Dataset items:
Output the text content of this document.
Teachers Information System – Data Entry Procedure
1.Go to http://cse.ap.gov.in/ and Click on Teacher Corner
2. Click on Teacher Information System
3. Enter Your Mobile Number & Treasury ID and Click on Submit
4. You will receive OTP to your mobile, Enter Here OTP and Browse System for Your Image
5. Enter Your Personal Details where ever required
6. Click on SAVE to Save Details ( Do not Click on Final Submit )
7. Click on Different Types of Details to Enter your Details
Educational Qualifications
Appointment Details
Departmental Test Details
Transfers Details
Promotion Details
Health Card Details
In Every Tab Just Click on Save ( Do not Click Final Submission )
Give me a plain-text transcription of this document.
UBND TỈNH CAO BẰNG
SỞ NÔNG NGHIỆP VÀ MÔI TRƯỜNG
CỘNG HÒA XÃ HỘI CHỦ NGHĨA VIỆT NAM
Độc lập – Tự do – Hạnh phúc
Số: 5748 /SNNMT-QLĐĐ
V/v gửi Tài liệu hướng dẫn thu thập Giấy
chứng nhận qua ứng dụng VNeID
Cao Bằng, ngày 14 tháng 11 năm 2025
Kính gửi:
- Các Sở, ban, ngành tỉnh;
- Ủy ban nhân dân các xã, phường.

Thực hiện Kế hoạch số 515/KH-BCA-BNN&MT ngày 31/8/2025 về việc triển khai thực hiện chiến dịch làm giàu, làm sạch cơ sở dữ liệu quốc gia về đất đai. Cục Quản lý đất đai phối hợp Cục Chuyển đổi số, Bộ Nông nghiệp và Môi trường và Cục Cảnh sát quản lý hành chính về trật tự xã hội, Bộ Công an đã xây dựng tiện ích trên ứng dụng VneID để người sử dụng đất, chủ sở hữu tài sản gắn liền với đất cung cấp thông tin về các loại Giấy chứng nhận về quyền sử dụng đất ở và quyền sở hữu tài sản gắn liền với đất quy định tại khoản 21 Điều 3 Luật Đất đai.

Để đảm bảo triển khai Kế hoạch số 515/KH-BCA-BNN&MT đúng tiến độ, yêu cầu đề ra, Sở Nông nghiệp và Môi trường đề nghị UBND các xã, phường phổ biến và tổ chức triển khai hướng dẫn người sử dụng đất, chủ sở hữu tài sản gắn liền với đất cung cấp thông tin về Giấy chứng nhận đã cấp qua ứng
---
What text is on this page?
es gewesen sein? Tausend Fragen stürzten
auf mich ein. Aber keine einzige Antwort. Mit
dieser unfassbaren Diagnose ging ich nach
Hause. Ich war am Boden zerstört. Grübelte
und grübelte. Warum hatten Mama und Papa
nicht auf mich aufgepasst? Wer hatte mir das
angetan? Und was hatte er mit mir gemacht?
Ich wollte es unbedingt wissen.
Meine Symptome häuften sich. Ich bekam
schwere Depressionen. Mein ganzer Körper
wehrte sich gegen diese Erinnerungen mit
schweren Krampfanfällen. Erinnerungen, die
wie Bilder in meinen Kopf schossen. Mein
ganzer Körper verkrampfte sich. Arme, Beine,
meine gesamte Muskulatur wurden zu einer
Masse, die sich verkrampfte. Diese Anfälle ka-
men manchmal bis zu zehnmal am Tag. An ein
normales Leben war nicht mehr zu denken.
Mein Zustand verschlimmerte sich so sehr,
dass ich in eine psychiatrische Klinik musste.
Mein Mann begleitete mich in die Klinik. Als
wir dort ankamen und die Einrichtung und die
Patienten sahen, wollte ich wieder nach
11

REQUIRED TASK: Gather up the lines containing the word "System" from these records and copy them.

COMPLETE OUTPUT:
Teachers Information System – Data Entry Procedure
2. Click on Teacher Information System
4. You will receive OTP to your mobile, Enter Here OTP and Browse System for Your Image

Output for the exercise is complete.